- [EXCERPTED PASSAGE]
•••
Thoroughbred Conditioning and the Bathtub Analogy

Think of your thoroughbred as having millions of tiny bathtubs in each of his muscles. Inside this bathtub is where lactic acid accumulates during exercise. The floor outside of the bathtub can serve as the muscles themselves. Analogy-time:

When you begin exercise, the faucet is turned on and the tub begins to fill with lactic acid. The drain in the bottom is open – constantly removing lactic acid from the tub – some is being neutralized, and some is being recycled to provide energy. Both good things, as science is finally starting to recognize that lactic acid by itself is not all bad.

If the intensity of exercise is kept low, the drain is able to remove most of the lactic acid filling the tub, as the faucet itself is not turned on full blast just yet, but more of a dripping is taking place. Think a jog or slow canter for most sound horses. But that is not interesting, what takes place as exercise intensity increases is where the magic happens.

Let’s pick up the pace for our fictional racehorse, who we’ll anoint a stakes quality athlete, not graded stakes, but a step above the allowance level. As he approaches the 2:00 minute lick/15sec to the furlong speed barrier, that faucet starts to increase its flow rate – filling up the tub quicker than the drain can reduce the rising level of lactic acid. As he rounds the final turn and is allowed to pick up the speed a bit down the stretch this morning, he approaches the 12-13sec/furlong barrier, and the lactic acid level soon overwhelms the tub and spills onto the floor of the bathroom, bathing the muscles in a highly acidic environment. Depending upon his anaerobic fitness, fatigue sets in soon thereafter – and the stride becomes shortened.

The bigger the bathtub, the bigger the drain – the longer our horse can stave off fatigue due to lactic acid accumulation and protect the muscles from the flood of hydrogen ions that interfere with muscular contraction and athletic performance.

So how do you turn a tiny apartment bathtub into a big 8 person jacuzzi?

Simple. You exercise at the intensity that keeps that tub nearly full of lactic acid, but not so fast that the spillover occurs. The body’s natural response in this scenario is to increase the size of the bathtub in question, as well as increasing the size of the drain to neutralize/remove lactate. This takes place just before OBLA – or the onset of blood lactate accumulation. For most horses, this takes place around 85% of the maximal heart rate, or 85% of the aerobic capacity. It is this intensity of effort that generally leads to a blood lactate level of 4mmol in the bloodstream – any greater metabolic effort and lactic acid begins to accumulate exponentially.
•••
- [WHAT THIS EXERCISE ASKS]
**A.** Decide whether each statement agrees with the bathtub analogy text, answering yes or no and quoting the words that settle it: (i) at low exercise intensity, the drain removes most of the lactic acid entering the tub; (ii) for most horses, the onset of blood lactate accumulation occurs around 75% of maximal heart rate; (iii) the fictional racehorse is a graded stakes athlete.
**B.** According to the bathtub analogy text, what blood lactate level does effort at about 85% of maximal heart rate generally produce?
**C.** Carry on the bathtub analogy text, beginning after its final sentence.
The records have no connection to the bathtub analogy text.

- [DATA FOR ANALYSIS]
•••
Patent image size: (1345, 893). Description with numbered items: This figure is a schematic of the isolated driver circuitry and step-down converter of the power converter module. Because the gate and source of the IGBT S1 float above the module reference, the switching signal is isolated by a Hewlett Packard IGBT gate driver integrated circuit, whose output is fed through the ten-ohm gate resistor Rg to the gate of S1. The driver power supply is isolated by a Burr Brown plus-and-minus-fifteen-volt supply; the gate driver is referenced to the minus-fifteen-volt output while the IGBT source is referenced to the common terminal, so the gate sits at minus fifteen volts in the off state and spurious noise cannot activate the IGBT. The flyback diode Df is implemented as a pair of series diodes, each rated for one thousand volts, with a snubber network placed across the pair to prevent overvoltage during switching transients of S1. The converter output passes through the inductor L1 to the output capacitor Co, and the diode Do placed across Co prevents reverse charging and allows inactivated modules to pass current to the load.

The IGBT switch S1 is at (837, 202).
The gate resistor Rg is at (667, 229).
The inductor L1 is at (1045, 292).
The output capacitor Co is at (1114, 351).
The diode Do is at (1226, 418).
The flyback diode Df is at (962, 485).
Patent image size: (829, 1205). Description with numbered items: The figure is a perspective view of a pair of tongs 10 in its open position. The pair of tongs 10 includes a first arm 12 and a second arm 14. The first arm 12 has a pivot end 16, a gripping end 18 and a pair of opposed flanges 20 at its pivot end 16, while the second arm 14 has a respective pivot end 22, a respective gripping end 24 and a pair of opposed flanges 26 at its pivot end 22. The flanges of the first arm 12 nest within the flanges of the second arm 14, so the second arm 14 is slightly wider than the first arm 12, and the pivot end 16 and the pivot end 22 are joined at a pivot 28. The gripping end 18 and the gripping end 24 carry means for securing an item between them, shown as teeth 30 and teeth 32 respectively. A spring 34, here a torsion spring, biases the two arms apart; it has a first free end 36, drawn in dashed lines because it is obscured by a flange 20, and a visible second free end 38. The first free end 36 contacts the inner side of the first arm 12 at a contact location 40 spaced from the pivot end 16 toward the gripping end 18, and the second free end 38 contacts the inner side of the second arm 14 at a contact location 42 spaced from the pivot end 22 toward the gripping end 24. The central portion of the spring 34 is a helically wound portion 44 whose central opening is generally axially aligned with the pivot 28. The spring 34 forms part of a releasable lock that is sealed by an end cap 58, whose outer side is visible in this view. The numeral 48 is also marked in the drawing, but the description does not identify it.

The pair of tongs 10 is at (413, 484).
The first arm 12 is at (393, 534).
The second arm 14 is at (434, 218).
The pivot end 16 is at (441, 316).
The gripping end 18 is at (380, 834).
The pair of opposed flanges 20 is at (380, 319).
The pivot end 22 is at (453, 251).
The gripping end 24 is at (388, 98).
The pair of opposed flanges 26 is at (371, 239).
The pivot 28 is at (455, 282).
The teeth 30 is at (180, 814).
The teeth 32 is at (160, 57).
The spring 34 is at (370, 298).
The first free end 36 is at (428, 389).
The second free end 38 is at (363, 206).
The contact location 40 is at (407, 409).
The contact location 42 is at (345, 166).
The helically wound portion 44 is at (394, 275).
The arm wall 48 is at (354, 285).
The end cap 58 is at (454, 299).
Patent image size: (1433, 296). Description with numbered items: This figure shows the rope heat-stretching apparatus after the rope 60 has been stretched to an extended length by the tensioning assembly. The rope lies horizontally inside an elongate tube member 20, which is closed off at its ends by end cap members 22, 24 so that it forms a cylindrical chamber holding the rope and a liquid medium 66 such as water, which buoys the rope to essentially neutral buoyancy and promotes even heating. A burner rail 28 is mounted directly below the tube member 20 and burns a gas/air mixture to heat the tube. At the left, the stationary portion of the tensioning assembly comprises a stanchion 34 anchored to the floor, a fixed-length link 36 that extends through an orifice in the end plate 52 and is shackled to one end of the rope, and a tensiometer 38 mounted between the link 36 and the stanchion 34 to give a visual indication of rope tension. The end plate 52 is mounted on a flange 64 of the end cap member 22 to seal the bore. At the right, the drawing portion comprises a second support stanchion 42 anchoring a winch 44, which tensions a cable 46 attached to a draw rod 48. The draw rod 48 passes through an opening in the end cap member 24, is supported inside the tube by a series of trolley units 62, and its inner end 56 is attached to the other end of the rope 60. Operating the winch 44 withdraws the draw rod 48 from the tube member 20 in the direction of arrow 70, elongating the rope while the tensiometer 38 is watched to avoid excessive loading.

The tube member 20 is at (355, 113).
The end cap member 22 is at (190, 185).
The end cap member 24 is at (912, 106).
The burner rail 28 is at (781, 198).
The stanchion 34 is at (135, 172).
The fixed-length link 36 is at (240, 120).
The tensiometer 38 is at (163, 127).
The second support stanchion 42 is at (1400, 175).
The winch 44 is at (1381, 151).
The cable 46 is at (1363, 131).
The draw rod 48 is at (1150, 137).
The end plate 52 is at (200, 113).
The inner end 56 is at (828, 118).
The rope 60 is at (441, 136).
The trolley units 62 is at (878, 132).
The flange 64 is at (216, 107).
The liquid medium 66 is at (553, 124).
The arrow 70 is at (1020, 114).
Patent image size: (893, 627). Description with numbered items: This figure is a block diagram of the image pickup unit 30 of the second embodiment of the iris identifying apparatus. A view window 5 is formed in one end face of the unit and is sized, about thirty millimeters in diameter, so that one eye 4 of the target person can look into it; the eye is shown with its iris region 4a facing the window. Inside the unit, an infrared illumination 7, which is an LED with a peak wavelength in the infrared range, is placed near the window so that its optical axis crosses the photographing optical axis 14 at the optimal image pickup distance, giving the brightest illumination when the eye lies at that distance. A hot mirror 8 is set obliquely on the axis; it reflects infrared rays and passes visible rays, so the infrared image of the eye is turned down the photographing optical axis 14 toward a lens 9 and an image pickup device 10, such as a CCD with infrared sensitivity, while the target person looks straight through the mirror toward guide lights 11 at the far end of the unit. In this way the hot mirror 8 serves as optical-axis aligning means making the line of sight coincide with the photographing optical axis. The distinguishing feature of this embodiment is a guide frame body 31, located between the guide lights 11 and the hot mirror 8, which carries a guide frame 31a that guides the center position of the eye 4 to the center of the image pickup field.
•••
- [ANSWERS BELOW]
**A.**
(i) Yes: "the drain is able to remove most of the lactic acid filling the tub"
(ii) No: "For most horses, this takes place around 85% of the maximal heart rate"
(iii) No: "not graded stakes, but a step above the allowance level"

**B.** A blood lactate level of 4mmol in the bloodstream.

**C.**
So, what a trainer does is find out the pace his horse can hold with a working heart rate at 85% of max, or 85% of the highest HR during a 4F breeze. Most horses will max, on average, at 230bpm – making that 85% number a nice even 200 beats per minute. But the work is not done. Then one must deduce the speed/pace that elicits that intensity, which I term V200 – or velocity at 200bpm.

For our stakes level theoretical horse above, that pace will be close to 2:00 min/mile, or 15sec/furlong.

A young 2yo months away from seeing the races?
2:45 to the mile, or 20-21sec per furlong.

A $25k claimer?
Typically closer to 2:20 to the mile, or 17.5sec/furlong.

A Grade 1 superstar?
Experience tells me he can do a mile in 1:45 or so, roughly 13sec/furlong, keeping his HR at 85% of max, and his blood lactate just under 4mmol.

This V200 pace gives you the most bang for your buck on the so-called ‘slow’ or ‘off’ days, generally the 3-4 days a week an actively campaigning horse sees the track outside of speedwork/breezes. Please note above, this pace increases with physiological ability, but it is the horseman’s job to determine psychological capacity – a precocious 2yo may have G1 ability at a very early age, but is not yet mentally mature enough to push the 2min/mile pace just yet, for instance.


About bpressey

Equine Exercise Physiologist

Posted on November 29, 2012, in Uncategorized. Bookmark the permalink. 8 Comments.

  1. Nice analogy Bill, makes it easy to understand a rather complicated process.

  2. Agree. Good post! I was guessing :14s as the 85% heart rate. Are u getting 85% heart rate at 15s with conditioned athletes? Any estimates of heart rate doing :14s?

    • I am getting 85% heart rates and 15’s with many stakes-caliber winners RR. Not yet in any 2yo. I have seen some 14’s at this intensity, but only a few times and in world class horses, mostly in Europe.

  3. Bill

    Good analogy. The only nuance I would add is that where you said “fatigue sets in soon thereafter – and the stride becomes shortened”.

    In terms of class, horses are generally separated in terms of stride length but more importantly elite performance is separated by stride frequency and duration of ground contact. If two horses have the same stride length, let’s say 23 feet, then the better horse is the one that can maintain superior stride frequency throughout the race and have a low percentage of the stride with a limb with ground contact (thus having greater inspiration time and allowing greater oxygen to be transported via RBC’s to combat lactic overflow in the first place). When horses do start to fatigue, it is the frequency that drops off and the contact time that increases first, then the length of the stride is compromised.

    Of course if a horse has a massive stride, and is able to maintain frequency across multiple furlongs they are unbeatable. There is an article somewhere that talks about how Black Caviar has not only a massive stride length (I believe measured at around 26 feet) but she can maintain a stride frequency of 7.5 strides per furlong for multiple furlongs and has extraordinary low contact time in a stride. A pretty hard combination to beat!


    • I am getting ready to post about Lance Armstrong. Before he was a household name, he was a middle of the pack cyclist (and likely using drugs along with the rest of them at this time).

      After getting cancer, he lost some bodyweight – and when he returned to the races his trainer formulated a strategy of a higher pedal cadence (stride frequency) than he had rode with in the past, and 20% higher than all of his competitors.

      This change shifted the stress of cycling from his muscles to his CV system, leading to much improved performances and no doubt lessening the accumulation of lactic acid in the process. He was thus able to maintain higher speeds for longer distances all the while buffering lactate build up.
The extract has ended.